→ **Texto proporcionado**:
::::::::

El primer hombre que
conoció sexualmente a
Camila no fue un hombre.
Fue una bestia. Y
después, una pandilla de
bestias.
La cargaron cuando salía
de casa hacia la
escuela. Media docena de
criminales pasaron por
encima de la niña.
Después la arrastraron
hacia la casa que habían
destinada para las
mujeres del pueblo.
Camila cumplía 10 años
ese día. Se encontró en
el encierro con otras
compañeritas que habían
sufrido la misma suerte.
Algunas ya estaban
muertas. Los invasores
arrastraban a las
mujeres para violarlas
y, cuando aquéllas se
resistían demasiado, las
acuchillaban.
En la casa dispuesta
para los hombres,
metieron al alcalde del
pueblo y a los
concejales. Los habían
tenido interrogando toda
la mañana.
Cuando se dieron cuenta
de que no iban a poder
conseguir dinero de
ellos, estallaron en
furia. Los torturaron.
Se los llevaron
arrastrando y los
empujaron hasta la casa
dispuesta para los
hombres.
El alcalde cayó al
suelo. Ya no gritaba.
Solamente exhalaba el
ronquido de quien espera
la muerte. De pie, a su
lado, allí encerrado, se
encontraba al
octogenario Rafael
Navarro.
En verdad, los soldados
buscaban a su nieto, un
joven también llamado
Rafael Navarro, pero al
no encontrarlo se
llevaron al abuelo.

::::::::

(Registros de anotación de regiones)

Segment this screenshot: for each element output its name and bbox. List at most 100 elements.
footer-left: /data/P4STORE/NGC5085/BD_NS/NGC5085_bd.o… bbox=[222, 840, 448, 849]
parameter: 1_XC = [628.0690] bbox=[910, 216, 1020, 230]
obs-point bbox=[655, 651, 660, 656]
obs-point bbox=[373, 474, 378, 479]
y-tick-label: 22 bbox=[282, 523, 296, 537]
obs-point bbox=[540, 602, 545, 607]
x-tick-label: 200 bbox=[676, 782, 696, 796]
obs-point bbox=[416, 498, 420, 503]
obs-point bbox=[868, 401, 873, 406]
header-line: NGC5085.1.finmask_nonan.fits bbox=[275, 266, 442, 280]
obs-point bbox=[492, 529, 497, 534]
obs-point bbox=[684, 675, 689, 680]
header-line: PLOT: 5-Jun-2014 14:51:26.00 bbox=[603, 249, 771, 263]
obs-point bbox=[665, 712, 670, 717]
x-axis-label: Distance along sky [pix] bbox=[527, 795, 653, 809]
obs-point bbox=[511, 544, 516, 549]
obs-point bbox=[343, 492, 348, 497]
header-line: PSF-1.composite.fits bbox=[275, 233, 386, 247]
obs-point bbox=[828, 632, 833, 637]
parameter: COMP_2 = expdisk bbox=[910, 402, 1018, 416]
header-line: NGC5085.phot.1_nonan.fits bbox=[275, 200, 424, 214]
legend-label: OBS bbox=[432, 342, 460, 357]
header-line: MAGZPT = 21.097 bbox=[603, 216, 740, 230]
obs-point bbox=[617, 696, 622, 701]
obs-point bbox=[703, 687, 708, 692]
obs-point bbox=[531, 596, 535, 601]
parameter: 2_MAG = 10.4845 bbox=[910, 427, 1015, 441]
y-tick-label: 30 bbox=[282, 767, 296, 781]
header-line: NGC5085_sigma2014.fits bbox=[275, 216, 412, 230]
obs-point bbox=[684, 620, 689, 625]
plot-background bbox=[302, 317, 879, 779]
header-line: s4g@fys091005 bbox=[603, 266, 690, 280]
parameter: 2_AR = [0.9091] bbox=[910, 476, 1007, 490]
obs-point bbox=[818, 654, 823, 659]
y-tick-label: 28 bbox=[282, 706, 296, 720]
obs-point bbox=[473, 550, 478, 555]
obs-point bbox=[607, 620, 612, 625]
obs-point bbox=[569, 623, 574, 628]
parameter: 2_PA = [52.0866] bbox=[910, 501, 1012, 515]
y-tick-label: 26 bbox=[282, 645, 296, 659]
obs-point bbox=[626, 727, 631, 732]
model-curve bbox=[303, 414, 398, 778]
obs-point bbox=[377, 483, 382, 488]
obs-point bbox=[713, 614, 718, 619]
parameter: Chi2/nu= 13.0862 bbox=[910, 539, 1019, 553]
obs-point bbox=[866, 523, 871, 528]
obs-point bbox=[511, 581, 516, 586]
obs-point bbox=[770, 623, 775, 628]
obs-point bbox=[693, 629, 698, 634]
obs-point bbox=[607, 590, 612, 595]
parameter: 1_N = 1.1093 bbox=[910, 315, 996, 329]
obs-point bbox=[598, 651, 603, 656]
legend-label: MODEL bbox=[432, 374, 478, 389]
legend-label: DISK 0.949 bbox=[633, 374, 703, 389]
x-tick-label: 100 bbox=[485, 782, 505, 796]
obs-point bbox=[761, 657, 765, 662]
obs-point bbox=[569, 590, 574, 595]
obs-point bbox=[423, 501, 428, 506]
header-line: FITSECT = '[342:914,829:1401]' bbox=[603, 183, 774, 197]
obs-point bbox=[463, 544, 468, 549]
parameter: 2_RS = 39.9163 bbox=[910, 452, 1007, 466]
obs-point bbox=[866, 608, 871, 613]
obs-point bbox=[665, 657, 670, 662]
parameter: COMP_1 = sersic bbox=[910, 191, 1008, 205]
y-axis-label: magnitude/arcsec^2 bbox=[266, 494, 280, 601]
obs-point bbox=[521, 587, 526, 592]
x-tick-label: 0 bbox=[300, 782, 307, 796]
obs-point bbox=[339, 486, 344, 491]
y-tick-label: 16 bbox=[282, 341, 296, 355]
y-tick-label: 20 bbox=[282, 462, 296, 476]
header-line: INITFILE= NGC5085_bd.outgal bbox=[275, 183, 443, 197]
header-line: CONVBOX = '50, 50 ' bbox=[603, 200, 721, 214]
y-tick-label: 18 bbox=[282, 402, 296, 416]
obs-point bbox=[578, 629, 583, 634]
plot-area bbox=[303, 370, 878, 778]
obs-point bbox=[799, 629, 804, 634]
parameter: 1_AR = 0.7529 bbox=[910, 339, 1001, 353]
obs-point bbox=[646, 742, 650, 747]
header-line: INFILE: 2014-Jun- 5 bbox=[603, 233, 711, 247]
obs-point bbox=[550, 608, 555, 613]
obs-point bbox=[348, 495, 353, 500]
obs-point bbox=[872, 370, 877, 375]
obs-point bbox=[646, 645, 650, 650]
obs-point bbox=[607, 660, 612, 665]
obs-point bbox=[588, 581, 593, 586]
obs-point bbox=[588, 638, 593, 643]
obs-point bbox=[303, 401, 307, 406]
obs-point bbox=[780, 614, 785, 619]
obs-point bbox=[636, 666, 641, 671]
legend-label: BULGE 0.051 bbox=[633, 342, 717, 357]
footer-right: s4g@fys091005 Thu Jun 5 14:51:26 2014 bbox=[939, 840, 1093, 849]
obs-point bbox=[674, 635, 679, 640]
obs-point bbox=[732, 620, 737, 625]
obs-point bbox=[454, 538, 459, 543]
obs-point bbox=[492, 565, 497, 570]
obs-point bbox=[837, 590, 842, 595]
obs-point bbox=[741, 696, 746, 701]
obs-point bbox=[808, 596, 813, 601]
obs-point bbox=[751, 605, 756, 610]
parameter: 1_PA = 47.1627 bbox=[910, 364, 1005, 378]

::::::::

→ **Consigna escrita A**:
Responde estas preguntas según el relato sobre Camila:
(i) ¿Cuántos años cumplía Camila ese día?
(ii) ¿A quiénes metieron en la casa dispuesta para los hombres?
(iii) ¿A quién buscaban en verdad los soldados?
→ **Consigna escrita B**: Cambia "encierro" por "cautiverio" en el fragmento del relato sobre Camila que empieza en "Camila cumplía 10" y termina en "acuchillaban.", y escríbelo de nuevo.

→ **Respuesta escrita A**:
(i) Cumplía 10 años.
(ii) Al alcalde del pueblo y a los concejales.
(iii) Al nieto del octogenario Rafael Navarro, un joven también llamado Rafael Navarro.

→ **Respuesta escrita B**:
Camila cumplía 10 años
ese día. Se encontró en
el cautiverio con otras
compañeritas que habían
sufrido la misma suerte.
Algunas ya estaban
muertas. Los invasores
arrastraban a las
mujeres para violarlas
y, cuando aquéllas se
resistían demasiado, las
acuchillaban.